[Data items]
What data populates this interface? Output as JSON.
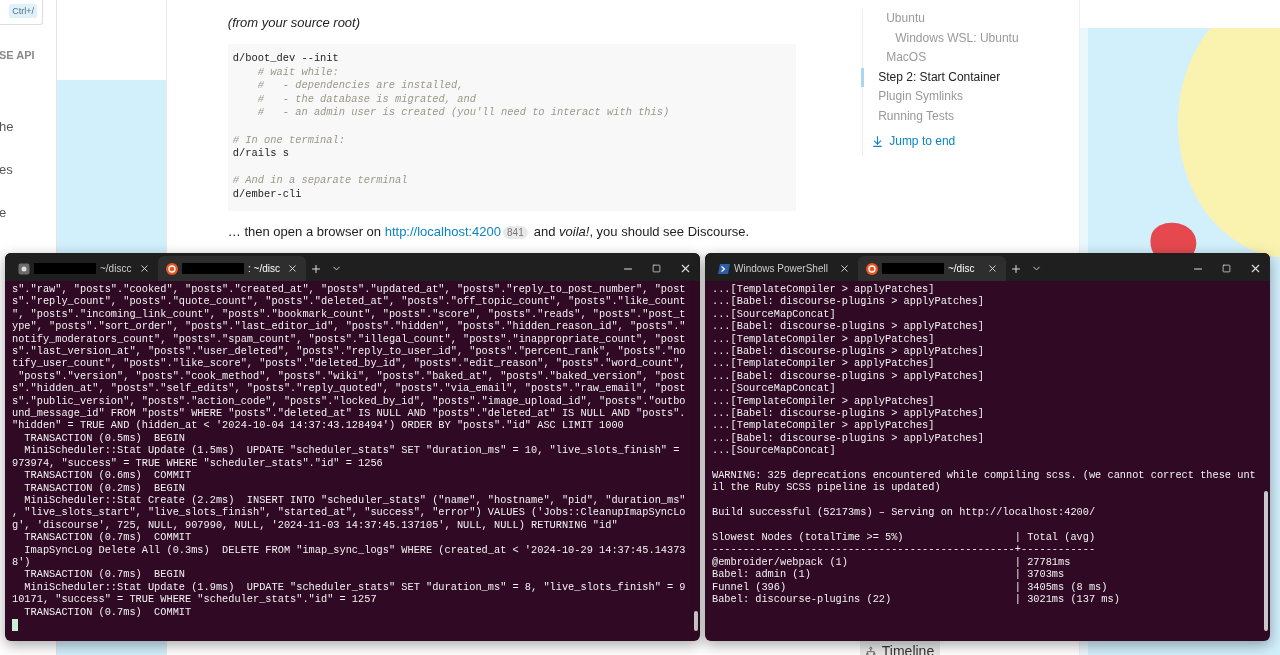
{
  "browser_page": {
    "search_shortcut": "Ctrl+/",
    "sidebar_items": [
      {
        "text": "SE API",
        "kind": "heading"
      },
      {
        "text": "he",
        "kind": "link"
      },
      {
        "text": "es",
        "kind": "link"
      },
      {
        "text": "e",
        "kind": "link"
      }
    ],
    "intro": "(from your source root)",
    "code_groups": [
      {
        "lines": [
          {
            "text": "d/boot_dev --init",
            "kind": "code"
          },
          {
            "text": "    # wait while:",
            "kind": "comment"
          },
          {
            "text": "    #   - dependencies are installed,",
            "kind": "comment"
          },
          {
            "text": "    #   - the database is migrated, and",
            "kind": "comment"
          },
          {
            "text": "    #   - an admin user is created (you'll need to interact with this)",
            "kind": "comment"
          }
        ]
      },
      {
        "lines": [
          {
            "text": "# In one terminal:",
            "kind": "comment"
          },
          {
            "text": "d/rails s",
            "kind": "code"
          }
        ]
      },
      {
        "lines": [
          {
            "text": "# And in a separate terminal",
            "kind": "comment"
          },
          {
            "text": "d/ember-cli",
            "kind": "code"
          }
        ]
      }
    ],
    "paragraph": {
      "before": "… then open a browser on",
      "link": "http://localhost:4200",
      "link_count": "841",
      "after": "and *voila!*, you should see Discourse."
    },
    "toc": {
      "nested_items": [
        {
          "label": "Ubuntu",
          "selected": false,
          "children": [
            {
              "label": "Windows WSL: Ubuntu",
              "selected": false
            }
          ]
        },
        {
          "label": "MacOS",
          "selected": false
        }
      ],
      "items": [
        {
          "label": "Step 2: Start Container",
          "selected": true
        },
        {
          "label": "Plugin Symlinks",
          "selected": false
        },
        {
          "label": "Running Tests",
          "selected": false
        }
      ],
      "jump_link": "Jump to end"
    },
    "timeline_button": "Timeline"
  },
  "terminal_windows": [
    {
      "tabs": [
        {
          "label": "~/discc",
          "kind": "linux",
          "redacted": true,
          "selected": false
        },
        {
          "label": ": ~/disc",
          "kind": "ubuntu",
          "redacted": true,
          "selected": true
        }
      ],
      "line_groups": [
        {
          "lines": [
            {
              "text": "s\".\"raw\", \"posts\".\"cooked\", \"posts\".\"created_at\", \"posts\".\"updated_at\", \"posts\".\"reply_to_post_number\", \"post"
            },
            {
              "text": "s\".\"reply_count\", \"posts\".\"quote_count\", \"posts\".\"deleted_at\", \"posts\".\"off_topic_count\", \"posts\".\"like_count"
            },
            {
              "text": "\", \"posts\".\"incoming_link_count\", \"posts\".\"bookmark_count\", \"posts\".\"score\", \"posts\".\"reads\", \"posts\".\"post_t"
            },
            {
              "text": "ype\", \"posts\".\"sort_order\", \"posts\".\"last_editor_id\", \"posts\".\"hidden\", \"posts\".\"hidden_reason_id\", \"posts\".\""
            },
            {
              "text": "notify_moderators_count\", \"posts\".\"spam_count\", \"posts\".\"illegal_count\", \"posts\".\"inappropriate_count\", \"post"
            },
            {
              "text": "s\".\"last_version_at\", \"posts\".\"user_deleted\", \"posts\".\"reply_to_user_id\", \"posts\".\"percent_rank\", \"posts\".\"no"
            },
            {
              "text": "tify_user_count\", \"posts\".\"like_score\", \"posts\".\"deleted_by_id\", \"posts\".\"edit_reason\", \"posts\".\"word_count\","
            },
            {
              "text": " \"posts\".\"version\", \"posts\".\"cook_method\", \"posts\".\"wiki\", \"posts\".\"baked_at\", \"posts\".\"baked_version\", \"post"
            },
            {
              "text": "s\".\"hidden_at\", \"posts\".\"self_edits\", \"posts\".\"reply_quoted\", \"posts\".\"via_email\", \"posts\".\"raw_email\", \"post"
            },
            {
              "text": "s\".\"public_version\", \"posts\".\"action_code\", \"posts\".\"locked_by_id\", \"posts\".\"image_upload_id\", \"posts\".\"outbo"
            },
            {
              "text": "und_message_id\" FROM \"posts\" WHERE \"posts\".\"deleted_at\" IS NULL AND \"posts\".\"deleted_at\" IS NULL AND \"posts\"."
            },
            {
              "text": "\"hidden\" = TRUE AND (hidden_at < '2024-10-04 14:37:43.128494') ORDER BY \"posts\".\"id\" ASC LIMIT 1000"
            },
            {
              "text": "  TRANSACTION (0.5ms)  BEGIN"
            },
            {
              "text": "  MiniScheduler::Stat Update (1.5ms)  UPDATE \"scheduler_stats\" SET \"duration_ms\" = 10, \"live_slots_finish\" ="
            },
            {
              "text": "973974, \"success\" = TRUE WHERE \"scheduler_stats\".\"id\" = 1256"
            },
            {
              "text": "  TRANSACTION (0.6ms)  COMMIT"
            },
            {
              "text": "  TRANSACTION (0.2ms)  BEGIN"
            },
            {
              "text": "  MiniScheduler::Stat Create (2.2ms)  INSERT INTO \"scheduler_stats\" (\"name\", \"hostname\", \"pid\", \"duration_ms\""
            },
            {
              "text": ", \"live_slots_start\", \"live_slots_finish\", \"started_at\", \"success\", \"error\") VALUES ('Jobs::CleanupImapSyncLo"
            },
            {
              "text": "g', 'discourse', 725, NULL, 907990, NULL, '2024-11-03 14:37:45.137105', NULL, NULL) RETURNING \"id\""
            },
            {
              "text": "  TRANSACTION (0.7ms)  COMMIT"
            },
            {
              "text": "  ImapSyncLog Delete All (0.3ms)  DELETE FROM \"imap_sync_logs\" WHERE (created_at < '2024-10-29 14:37:45.14373"
            },
            {
              "text": "8')"
            },
            {
              "text": "  TRANSACTION (0.7ms)  BEGIN"
            },
            {
              "text": "  MiniScheduler::Stat Update (1.9ms)  UPDATE \"scheduler_stats\" SET \"duration_ms\" = 8, \"live_slots_finish\" = 9"
            },
            {
              "text": "10171, \"success\" = TRUE WHERE \"scheduler_stats\".\"id\" = 1257"
            },
            {
              "text": "  TRANSACTION (0.7ms)  COMMIT"
            }
          ]
        }
      ]
    },
    {
      "tabs": [
        {
          "label": "Windows PowerShell",
          "kind": "powershell",
          "redacted": false,
          "selected": false
        },
        {
          "label": "~/disc",
          "kind": "ubuntu",
          "redacted": true,
          "selected": true
        }
      ],
      "line_groups": [
        {
          "lines": [
            {
              "text": "...[TemplateCompiler > applyPatches]"
            },
            {
              "text": "...[Babel: discourse-plugins > applyPatches]"
            },
            {
              "text": "...[SourceMapConcat]"
            },
            {
              "text": "...[Babel: discourse-plugins > applyPatches]"
            },
            {
              "text": "...[TemplateCompiler > applyPatches]"
            },
            {
              "text": "...[Babel: discourse-plugins > applyPatches]"
            },
            {
              "text": "...[TemplateCompiler > applyPatches]"
            },
            {
              "text": "...[Babel: discourse-plugins > applyPatches]"
            },
            {
              "text": "...[SourceMapConcat]"
            },
            {
              "text": "...[TemplateCompiler > applyPatches]"
            },
            {
              "text": "...[Babel: discourse-plugins > applyPatches]"
            },
            {
              "text": "...[TemplateCompiler > applyPatches]"
            },
            {
              "text": "...[Babel: discourse-plugins > applyPatches]"
            },
            {
              "text": "...[SourceMapConcat]"
            }
          ]
        },
        {
          "lines": [
            {
              "text": "WARNING: 325 deprecations encountered while compiling scss. (we cannot correct these unt"
            },
            {
              "text": "il the Ruby SCSS pipeline is updated)"
            }
          ]
        },
        {
          "lines": [
            {
              "text": "Build successful (52173ms) – Serving on http://localhost:4200/"
            }
          ]
        },
        {
          "lines": [
            {
              "text": "Slowest Nodes (totalTime >= 5%)                  | Total (avg)"
            },
            {
              "text": "-------------------------------------------------+------------"
            },
            {
              "text": "@embroider/webpack (1)                           | 27781ms"
            },
            {
              "text": "Babel: admin (1)                                 | 3703ms"
            },
            {
              "text": "Funnel (396)                                     | 3405ms (8 ms)"
            },
            {
              "text": "Babel: discourse-plugins (22)                    | 3021ms (137 ms)"
            }
          ]
        }
      ]
    }
  ]
}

◆ WHAT THE EXERCISE ASKS
Of the lines in this listing, report how many contain the string "MiniScheduler", and give the number only.

◆ FULL RESPONSE
3